Search the listing below for the word "lekarza" and copy each line that holds it.

(Records from a collection)
begin

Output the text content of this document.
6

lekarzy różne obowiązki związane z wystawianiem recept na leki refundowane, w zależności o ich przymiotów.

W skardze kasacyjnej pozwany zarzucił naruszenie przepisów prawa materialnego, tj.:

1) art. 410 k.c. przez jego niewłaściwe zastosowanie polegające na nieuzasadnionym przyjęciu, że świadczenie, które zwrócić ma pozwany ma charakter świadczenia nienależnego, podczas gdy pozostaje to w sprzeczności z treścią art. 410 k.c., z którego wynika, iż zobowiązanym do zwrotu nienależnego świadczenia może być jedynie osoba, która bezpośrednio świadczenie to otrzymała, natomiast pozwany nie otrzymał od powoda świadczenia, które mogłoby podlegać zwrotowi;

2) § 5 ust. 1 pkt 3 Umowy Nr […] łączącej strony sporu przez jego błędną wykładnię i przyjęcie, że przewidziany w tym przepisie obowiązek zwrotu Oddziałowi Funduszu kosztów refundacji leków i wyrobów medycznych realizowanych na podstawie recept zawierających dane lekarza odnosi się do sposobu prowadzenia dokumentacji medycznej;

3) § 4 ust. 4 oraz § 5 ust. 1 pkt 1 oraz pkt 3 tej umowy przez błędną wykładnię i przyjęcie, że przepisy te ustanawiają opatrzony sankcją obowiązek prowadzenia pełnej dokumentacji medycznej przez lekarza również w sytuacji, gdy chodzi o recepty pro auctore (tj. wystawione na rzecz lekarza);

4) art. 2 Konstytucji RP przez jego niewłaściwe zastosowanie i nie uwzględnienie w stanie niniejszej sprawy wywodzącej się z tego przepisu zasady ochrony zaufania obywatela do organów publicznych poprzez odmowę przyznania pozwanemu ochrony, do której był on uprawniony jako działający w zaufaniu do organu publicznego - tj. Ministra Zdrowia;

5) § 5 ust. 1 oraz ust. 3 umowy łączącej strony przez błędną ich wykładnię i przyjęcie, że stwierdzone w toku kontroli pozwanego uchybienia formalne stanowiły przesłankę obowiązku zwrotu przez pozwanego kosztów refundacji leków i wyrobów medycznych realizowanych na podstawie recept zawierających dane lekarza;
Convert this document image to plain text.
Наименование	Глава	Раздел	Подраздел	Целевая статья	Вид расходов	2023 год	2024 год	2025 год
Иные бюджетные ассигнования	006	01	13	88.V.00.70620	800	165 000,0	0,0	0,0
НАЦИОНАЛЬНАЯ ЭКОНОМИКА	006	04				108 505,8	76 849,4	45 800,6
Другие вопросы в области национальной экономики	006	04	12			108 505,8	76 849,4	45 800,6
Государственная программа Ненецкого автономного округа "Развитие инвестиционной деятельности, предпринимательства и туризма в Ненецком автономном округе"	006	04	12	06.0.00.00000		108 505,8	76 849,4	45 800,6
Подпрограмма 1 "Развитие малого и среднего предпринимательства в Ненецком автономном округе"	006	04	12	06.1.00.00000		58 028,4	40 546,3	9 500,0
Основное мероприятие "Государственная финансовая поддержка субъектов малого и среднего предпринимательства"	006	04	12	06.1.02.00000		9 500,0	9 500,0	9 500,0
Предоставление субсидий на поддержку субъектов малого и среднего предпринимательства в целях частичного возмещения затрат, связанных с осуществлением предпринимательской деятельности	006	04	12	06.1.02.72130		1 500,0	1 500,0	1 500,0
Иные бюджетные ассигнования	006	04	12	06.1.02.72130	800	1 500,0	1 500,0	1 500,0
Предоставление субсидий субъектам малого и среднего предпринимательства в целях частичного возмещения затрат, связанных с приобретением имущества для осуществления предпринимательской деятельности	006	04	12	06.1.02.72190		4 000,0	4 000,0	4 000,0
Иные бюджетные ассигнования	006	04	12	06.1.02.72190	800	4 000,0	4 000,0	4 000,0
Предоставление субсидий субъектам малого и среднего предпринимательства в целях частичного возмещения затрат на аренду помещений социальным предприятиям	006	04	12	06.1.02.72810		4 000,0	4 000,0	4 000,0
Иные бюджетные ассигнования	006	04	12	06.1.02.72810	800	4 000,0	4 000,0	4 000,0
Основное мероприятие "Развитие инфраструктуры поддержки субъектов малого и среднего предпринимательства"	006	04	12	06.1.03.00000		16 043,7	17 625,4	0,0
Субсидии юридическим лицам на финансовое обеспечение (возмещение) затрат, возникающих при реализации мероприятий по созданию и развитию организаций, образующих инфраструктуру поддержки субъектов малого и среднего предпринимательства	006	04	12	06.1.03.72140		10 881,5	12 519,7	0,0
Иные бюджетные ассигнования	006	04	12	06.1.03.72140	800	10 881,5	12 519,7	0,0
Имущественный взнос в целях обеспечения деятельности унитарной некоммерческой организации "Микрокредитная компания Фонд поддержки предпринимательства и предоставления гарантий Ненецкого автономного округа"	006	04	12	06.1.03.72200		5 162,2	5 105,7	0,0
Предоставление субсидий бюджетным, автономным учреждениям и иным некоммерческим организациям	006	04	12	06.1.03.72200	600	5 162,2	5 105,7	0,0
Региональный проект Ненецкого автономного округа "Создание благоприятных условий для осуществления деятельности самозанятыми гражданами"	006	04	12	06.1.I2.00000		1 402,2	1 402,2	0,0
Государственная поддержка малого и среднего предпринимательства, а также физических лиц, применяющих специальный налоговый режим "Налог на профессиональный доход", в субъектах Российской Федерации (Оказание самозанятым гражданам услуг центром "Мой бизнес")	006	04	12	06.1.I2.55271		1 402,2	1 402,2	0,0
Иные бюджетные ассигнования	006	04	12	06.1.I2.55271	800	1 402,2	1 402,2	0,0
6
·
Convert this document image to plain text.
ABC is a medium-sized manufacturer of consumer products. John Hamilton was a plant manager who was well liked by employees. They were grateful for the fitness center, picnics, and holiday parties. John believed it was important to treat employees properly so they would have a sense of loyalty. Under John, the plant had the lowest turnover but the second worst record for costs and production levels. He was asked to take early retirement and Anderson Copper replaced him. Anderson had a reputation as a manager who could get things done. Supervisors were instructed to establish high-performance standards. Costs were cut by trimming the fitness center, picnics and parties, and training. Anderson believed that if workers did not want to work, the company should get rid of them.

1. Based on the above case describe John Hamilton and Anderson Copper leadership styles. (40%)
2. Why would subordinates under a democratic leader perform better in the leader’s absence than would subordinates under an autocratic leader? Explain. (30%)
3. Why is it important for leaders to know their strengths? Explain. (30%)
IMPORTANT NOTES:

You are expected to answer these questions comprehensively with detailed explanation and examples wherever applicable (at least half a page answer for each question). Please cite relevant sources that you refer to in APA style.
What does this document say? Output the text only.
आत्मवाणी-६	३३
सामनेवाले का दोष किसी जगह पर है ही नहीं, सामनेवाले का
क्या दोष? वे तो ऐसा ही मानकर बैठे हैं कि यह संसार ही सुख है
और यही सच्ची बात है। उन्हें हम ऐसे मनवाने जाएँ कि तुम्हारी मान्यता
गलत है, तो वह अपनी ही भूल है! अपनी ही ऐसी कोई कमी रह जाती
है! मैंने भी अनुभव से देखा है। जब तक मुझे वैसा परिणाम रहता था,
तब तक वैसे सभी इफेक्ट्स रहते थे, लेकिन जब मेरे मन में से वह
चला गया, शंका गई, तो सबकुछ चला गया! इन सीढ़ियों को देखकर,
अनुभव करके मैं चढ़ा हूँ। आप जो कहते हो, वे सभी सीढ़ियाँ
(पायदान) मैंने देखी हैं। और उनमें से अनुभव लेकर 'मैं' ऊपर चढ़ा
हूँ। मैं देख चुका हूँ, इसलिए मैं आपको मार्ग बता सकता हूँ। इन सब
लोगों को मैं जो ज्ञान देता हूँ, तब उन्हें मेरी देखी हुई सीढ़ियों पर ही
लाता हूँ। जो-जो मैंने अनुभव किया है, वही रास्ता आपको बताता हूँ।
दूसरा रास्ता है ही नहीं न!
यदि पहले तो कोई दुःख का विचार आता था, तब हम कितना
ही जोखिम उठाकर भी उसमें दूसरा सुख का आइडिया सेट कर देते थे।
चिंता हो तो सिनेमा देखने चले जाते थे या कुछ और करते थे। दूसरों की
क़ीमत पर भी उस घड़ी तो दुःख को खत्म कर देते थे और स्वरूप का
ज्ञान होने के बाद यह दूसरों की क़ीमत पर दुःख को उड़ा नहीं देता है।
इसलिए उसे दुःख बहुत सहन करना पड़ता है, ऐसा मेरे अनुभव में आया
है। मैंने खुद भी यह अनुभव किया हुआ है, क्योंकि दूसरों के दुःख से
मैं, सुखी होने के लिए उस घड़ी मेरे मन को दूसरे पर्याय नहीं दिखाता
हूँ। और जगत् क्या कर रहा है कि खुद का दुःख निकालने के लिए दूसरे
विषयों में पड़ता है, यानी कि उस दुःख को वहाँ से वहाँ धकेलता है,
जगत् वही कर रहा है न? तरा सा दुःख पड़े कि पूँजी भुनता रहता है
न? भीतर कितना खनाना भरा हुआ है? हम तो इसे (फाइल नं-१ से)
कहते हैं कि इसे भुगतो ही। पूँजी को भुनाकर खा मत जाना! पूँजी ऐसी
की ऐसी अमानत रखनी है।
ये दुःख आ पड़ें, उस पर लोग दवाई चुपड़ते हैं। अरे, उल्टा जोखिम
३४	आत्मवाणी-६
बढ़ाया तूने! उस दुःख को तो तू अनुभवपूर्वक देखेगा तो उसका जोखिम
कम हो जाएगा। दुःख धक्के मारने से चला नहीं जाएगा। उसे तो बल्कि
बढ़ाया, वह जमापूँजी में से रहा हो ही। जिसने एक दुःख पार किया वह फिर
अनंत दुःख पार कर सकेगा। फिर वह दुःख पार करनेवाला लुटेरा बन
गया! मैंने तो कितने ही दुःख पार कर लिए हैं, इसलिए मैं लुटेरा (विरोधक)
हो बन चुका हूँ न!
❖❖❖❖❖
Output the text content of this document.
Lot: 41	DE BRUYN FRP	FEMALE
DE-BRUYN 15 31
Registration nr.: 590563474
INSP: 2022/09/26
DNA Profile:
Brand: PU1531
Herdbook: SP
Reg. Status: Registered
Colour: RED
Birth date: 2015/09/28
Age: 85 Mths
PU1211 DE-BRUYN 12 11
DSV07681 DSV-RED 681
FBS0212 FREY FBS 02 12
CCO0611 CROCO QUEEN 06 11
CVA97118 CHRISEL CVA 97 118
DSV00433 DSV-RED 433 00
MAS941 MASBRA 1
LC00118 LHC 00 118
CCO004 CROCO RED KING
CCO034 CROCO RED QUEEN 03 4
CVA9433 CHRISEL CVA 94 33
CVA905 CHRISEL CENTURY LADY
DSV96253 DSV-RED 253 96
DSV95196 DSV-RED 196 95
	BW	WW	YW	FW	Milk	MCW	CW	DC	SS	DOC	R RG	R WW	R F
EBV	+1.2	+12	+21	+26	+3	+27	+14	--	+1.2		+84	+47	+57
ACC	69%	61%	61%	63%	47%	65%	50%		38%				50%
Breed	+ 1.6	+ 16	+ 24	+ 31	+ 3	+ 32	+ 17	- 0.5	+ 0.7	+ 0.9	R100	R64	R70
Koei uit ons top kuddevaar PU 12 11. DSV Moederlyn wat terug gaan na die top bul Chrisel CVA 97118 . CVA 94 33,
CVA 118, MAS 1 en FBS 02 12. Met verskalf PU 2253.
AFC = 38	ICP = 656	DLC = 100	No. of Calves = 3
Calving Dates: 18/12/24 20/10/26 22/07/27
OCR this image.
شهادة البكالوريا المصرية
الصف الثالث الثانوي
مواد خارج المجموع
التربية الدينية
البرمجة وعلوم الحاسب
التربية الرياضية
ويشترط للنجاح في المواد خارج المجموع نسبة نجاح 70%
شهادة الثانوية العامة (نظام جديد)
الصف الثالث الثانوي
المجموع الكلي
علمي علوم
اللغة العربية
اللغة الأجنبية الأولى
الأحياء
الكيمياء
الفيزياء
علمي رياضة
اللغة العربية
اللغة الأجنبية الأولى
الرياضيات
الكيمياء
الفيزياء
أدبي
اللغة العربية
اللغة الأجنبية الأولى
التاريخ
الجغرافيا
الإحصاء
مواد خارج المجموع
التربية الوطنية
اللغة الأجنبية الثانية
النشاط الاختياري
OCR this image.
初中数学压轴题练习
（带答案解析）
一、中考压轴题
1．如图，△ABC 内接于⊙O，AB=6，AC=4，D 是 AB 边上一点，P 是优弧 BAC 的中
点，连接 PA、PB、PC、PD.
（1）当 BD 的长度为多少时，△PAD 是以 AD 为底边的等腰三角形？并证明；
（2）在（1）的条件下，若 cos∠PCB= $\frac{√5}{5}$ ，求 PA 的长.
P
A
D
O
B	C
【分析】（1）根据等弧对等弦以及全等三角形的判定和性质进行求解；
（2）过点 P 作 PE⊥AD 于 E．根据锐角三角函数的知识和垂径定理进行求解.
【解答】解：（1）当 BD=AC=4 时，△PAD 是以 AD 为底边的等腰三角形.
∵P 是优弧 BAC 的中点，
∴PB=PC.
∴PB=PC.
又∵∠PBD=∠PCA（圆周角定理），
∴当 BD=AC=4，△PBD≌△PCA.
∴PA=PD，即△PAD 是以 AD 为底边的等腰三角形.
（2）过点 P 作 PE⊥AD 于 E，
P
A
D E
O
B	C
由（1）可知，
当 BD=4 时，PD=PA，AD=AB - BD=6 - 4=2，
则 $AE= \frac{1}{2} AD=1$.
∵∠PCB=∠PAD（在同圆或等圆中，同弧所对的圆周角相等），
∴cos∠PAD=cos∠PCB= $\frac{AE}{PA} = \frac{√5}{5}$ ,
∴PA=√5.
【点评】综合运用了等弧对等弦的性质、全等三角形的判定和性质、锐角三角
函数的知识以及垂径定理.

end

** FINISHED TASK **
2) § 5 ust. 1 pkt 3 Umowy Nr […] łączącej strony sporu przez jego błędną wykładnię i przyjęcie, że przewidziany w tym przepisie obowiązek zwrotu Oddziałowi Funduszu kosztów refundacji leków i wyrobów medycznych realizowanych na podstawie recept zawierających dane lekarza odnosi się do sposobu prowadzenia dokumentacji medycznej;
3) § 4 ust. 4 oraz § 5 ust. 1 pkt 1 oraz pkt 3 tej umowy przez błędną wykładnię i przyjęcie, że przepisy te ustanawiają opatrzony sankcją obowiązek prowadzenia pełnej dokumentacji medycznej przez lekarza również w sytuacji, gdy chodzi o recepty pro auctore (tj. wystawione na rzecz lekarza);
5) § 5 ust. 1 oraz ust. 3 umowy łączącej strony przez błędną ich wykładnię i przyjęcie, że stwierdzone w toku kontroli pozwanego uchybienia formalne stanowiły przesłankę obowiązku zwrotu przez pozwanego kosztów refundacji leków i wyrobów medycznych realizowanych na podstawie recept zawierających dane lekarza;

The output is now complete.